--- Start ---

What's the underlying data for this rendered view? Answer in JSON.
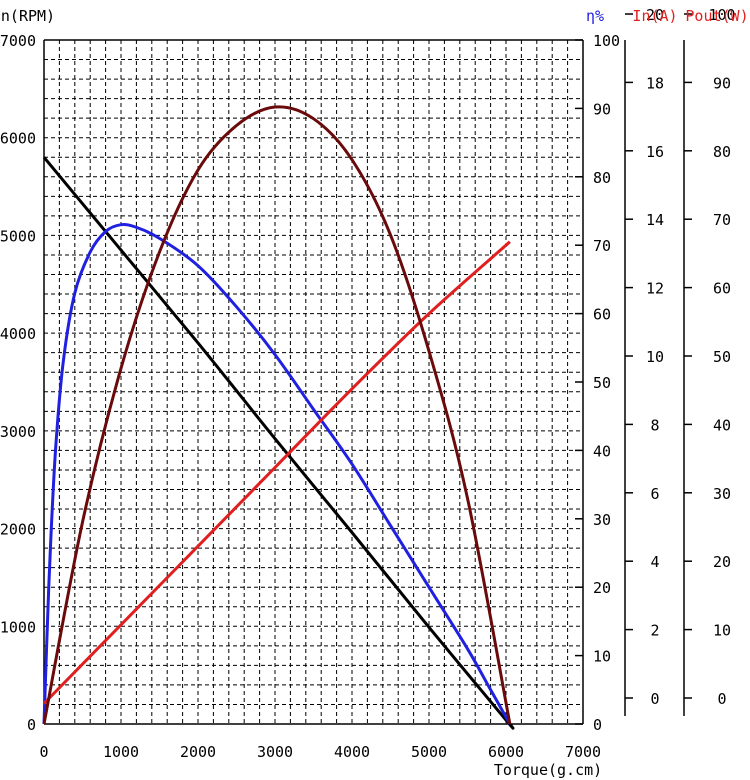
{
  "chart_data": {
    "type": "line",
    "x": {
      "label": "Torque(g.cm)",
      "range": [
        0,
        7000
      ],
      "ticks": [
        0,
        1000,
        2000,
        3000,
        4000,
        5000,
        6000,
        7000
      ]
    },
    "axes": {
      "speed": {
        "label": "n(RPM)",
        "range": [
          0,
          7000
        ],
        "ticks": [
          0,
          1000,
          2000,
          3000,
          4000,
          5000,
          6000,
          7000
        ],
        "color": "#000000"
      },
      "efficiency": {
        "label": "η%",
        "range": [
          0,
          100
        ],
        "ticks": [
          0,
          10,
          20,
          30,
          40,
          50,
          60,
          70,
          80,
          90,
          100
        ],
        "color": "#2020e0"
      },
      "current": {
        "label": "In(A)",
        "range": [
          0,
          20
        ],
        "ticks": [
          0,
          2,
          4,
          6,
          8,
          10,
          12,
          14,
          16,
          18,
          20
        ],
        "color": "#e02020"
      },
      "power": {
        "label": "Pout(W)",
        "range": [
          0,
          100
        ],
        "ticks": [
          0,
          10,
          20,
          30,
          40,
          50,
          60,
          70,
          80,
          90,
          100
        ],
        "color": "#e02020"
      }
    },
    "grid": true,
    "series": [
      {
        "axis": "speed",
        "color": "#000000",
        "points": [
          [
            0,
            5800
          ],
          [
            1000,
            4850
          ],
          [
            2000,
            3900
          ],
          [
            3000,
            2920
          ],
          [
            4000,
            1960
          ],
          [
            5000,
            990
          ],
          [
            6000,
            40
          ],
          [
            6050,
            0
          ]
        ]
      },
      {
        "axis": "efficiency",
        "color": "#2020e0",
        "points": [
          [
            0,
            0
          ],
          [
            30,
            10
          ],
          [
            80,
            25
          ],
          [
            150,
            40
          ],
          [
            250,
            53
          ],
          [
            400,
            63
          ],
          [
            600,
            69
          ],
          [
            800,
            72
          ],
          [
            1000,
            73
          ],
          [
            1200,
            72.6
          ],
          [
            1500,
            71
          ],
          [
            2000,
            67
          ],
          [
            2500,
            61
          ],
          [
            3000,
            54
          ],
          [
            3500,
            46
          ],
          [
            4000,
            38
          ],
          [
            4500,
            29
          ],
          [
            5000,
            20
          ],
          [
            5500,
            11
          ],
          [
            5800,
            5
          ],
          [
            6050,
            0
          ]
        ]
      },
      {
        "axis": "current",
        "color": "#e02020",
        "points": [
          [
            0,
            0.6
          ],
          [
            1000,
            2.9
          ],
          [
            2000,
            5.2
          ],
          [
            3000,
            7.5
          ],
          [
            4000,
            9.8
          ],
          [
            5000,
            12.0
          ],
          [
            6050,
            14.1
          ]
        ]
      },
      {
        "axis": "power",
        "color": "#6a0a0a",
        "points": [
          [
            0,
            0
          ],
          [
            500,
            29.5
          ],
          [
            1000,
            52
          ],
          [
            1500,
            69
          ],
          [
            2000,
            81
          ],
          [
            2500,
            87.5
          ],
          [
            3000,
            90.2
          ],
          [
            3500,
            88.5
          ],
          [
            4000,
            82.5
          ],
          [
            4500,
            71.5
          ],
          [
            5000,
            54.5
          ],
          [
            5500,
            33
          ],
          [
            6050,
            0
          ]
        ]
      }
    ]
  }
}
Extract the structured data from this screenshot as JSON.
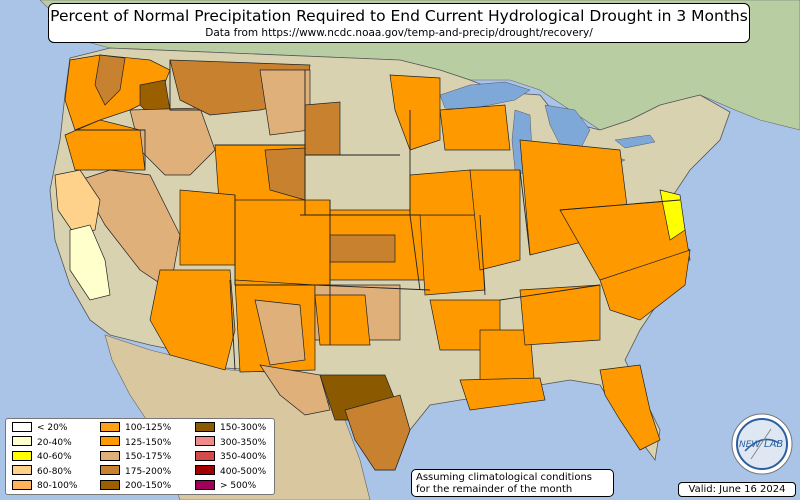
{
  "title": "Percent of Normal Precipitation Required to End Current Hydrological Drought in 3 Months",
  "subtitle": "Data from https://www.ncdc.noaa.gov/temp-and-precip/drought/recovery/",
  "assumption": {
    "line1": "Assuming climatological conditions",
    "line2": "for the remainder of the month"
  },
  "valid": "Valid: June 16 2024",
  "logo": {
    "text_left": "NEW",
    "text_right": "LAB"
  },
  "legend": [
    {
      "label": "< 20%",
      "color": "#ffffff"
    },
    {
      "label": "20-40%",
      "color": "#ffffcc"
    },
    {
      "label": "40-60%",
      "color": "#ffff00"
    },
    {
      "label": "60-80%",
      "color": "#ffd28c"
    },
    {
      "label": "80-100%",
      "color": "#ffb35a"
    },
    {
      "label": "100-125%",
      "color": "#ff9f1a"
    },
    {
      "label": "125-150%",
      "color": "#ff9900"
    },
    {
      "label": "150-175%",
      "color": "#dfb07a"
    },
    {
      "label": "175-200%",
      "color": "#c8822f"
    },
    {
      "label": "200-150%",
      "color": "#9a6000"
    },
    {
      "label": "150-300%",
      "color": "#8b5a00"
    },
    {
      "label": "300-350%",
      "color": "#f08a8a"
    },
    {
      "label": "350-400%",
      "color": "#d24a4a"
    },
    {
      "label": "400-500%",
      "color": "#a00000"
    },
    {
      "label": "> 500%",
      "color": "#a0005a"
    }
  ],
  "colors": {
    "water": "#a9c4e6",
    "land": "#cfc9a8",
    "land_canada": "#b5c9a0",
    "land_mexico": "#d6c59c",
    "great_lakes": "#7ea8d8"
  }
}
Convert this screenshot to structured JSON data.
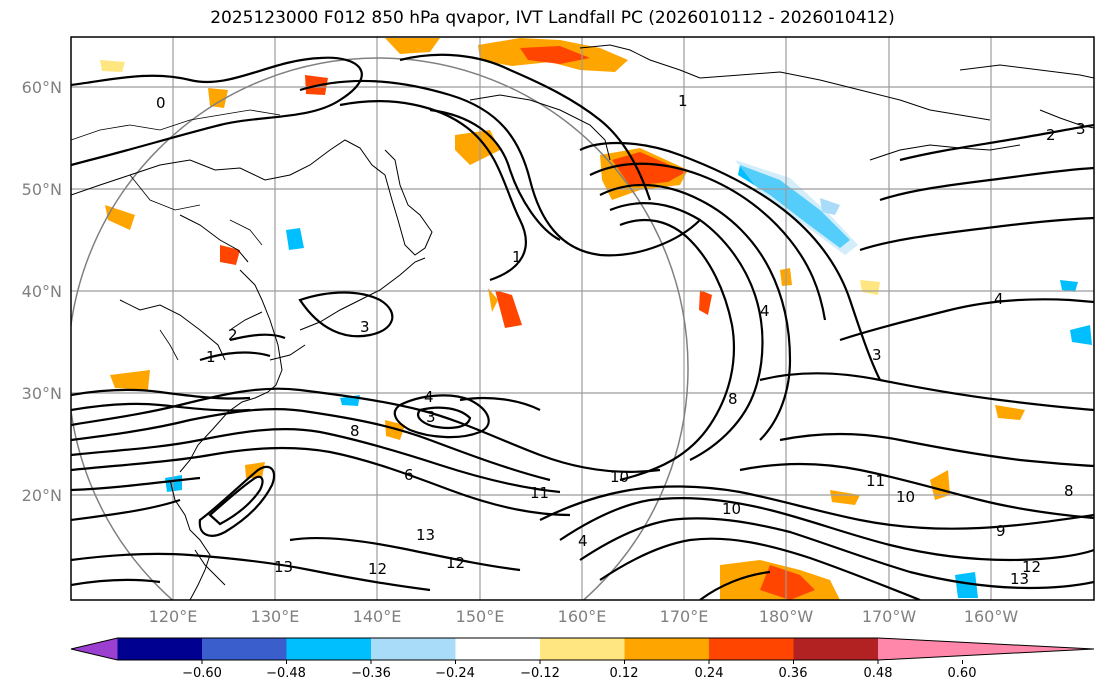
{
  "title": "2025123000 F012 850 hPa qvapor, IVT Landfall PC (2026010112 - 2026010412)",
  "map": {
    "latitude_labels": [
      "60°N",
      "50°N",
      "40°N",
      "30°N",
      "20°N"
    ],
    "longitude_labels": [
      "120°E",
      "130°E",
      "140°E",
      "150°E",
      "160°E",
      "170°E",
      "180°W",
      "170°W",
      "160°W"
    ],
    "contour_labels": [
      "0",
      "1",
      "1",
      "1",
      "2",
      "3",
      "4",
      "3",
      "8",
      "6",
      "10",
      "11",
      "10",
      "13",
      "12",
      "12",
      "13",
      "11",
      "10",
      "9",
      "13",
      "12",
      "8",
      "4",
      "3",
      "4",
      "2",
      "3",
      "8",
      "4"
    ]
  },
  "colorbar": {
    "ticks": [
      "−0.60",
      "−0.48",
      "−0.36",
      "−0.24",
      "−0.12",
      "0.12",
      "0.24",
      "0.36",
      "0.48",
      "0.60"
    ],
    "colors": [
      "#9a3fd0",
      "#000090",
      "#3a5fcd",
      "#00bfff",
      "#a8dcf8",
      "#ffffff",
      "#ffe680",
      "#ffa500",
      "#ff4500",
      "#b22222",
      "#ff88aa"
    ]
  }
}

--- End ---

Goal => Give again exactly the lines from the one holding "Convert this screenshot" to the final line of the records, both ends included; any pictures stay out.

The response =>
Convert this screenshot to structured JSON data.
{
  "title": "2025123000 F012 850 hPa qvapor, IVT Landfall PC (2026010112 - 2026010412)",
  "map": {
    "latitude_labels": [
      "60°N",
      "50°N",
      "40°N",
      "30°N",
      "20°N"
    ],
    "longitude_labels": [
      "120°E",
      "130°E",
      "140°E",
      "150°E",
      "160°E",
      "170°E",
      "180°W",
      "170°W",
      "160°W"
    ],
    "contour_labels": [
      "0",
      "1",
      "1",
      "1",
      "2",
      "3",
      "4",
      "3",
      "8",
      "6",
      "10",
      "11",
      "10",
      "13",
      "12",
      "12",
      "13",
      "11",
      "10",
      "9",
      "13",
      "12",
      "8",
      "4",
      "3",
      "4",
      "2",
      "3",
      "8",
      "4"
    ]
  },
  "colorbar": {
    "ticks": [
      "−0.60",
      "−0.48",
      "−0.36",
      "−0.24",
      "−0.12",
      "0.12",
      "0.24",
      "0.36",
      "0.48",
      "0.60"
    ],
    "colors": [
      "#9a3fd0",
      "#000090",
      "#3a5fcd",
      "#00bfff",
      "#a8dcf8",
      "#ffffff",
      "#ffe680",
      "#ffa500",
      "#ff4500",
      "#b22222",
      "#ff88aa"
    ]
  }
}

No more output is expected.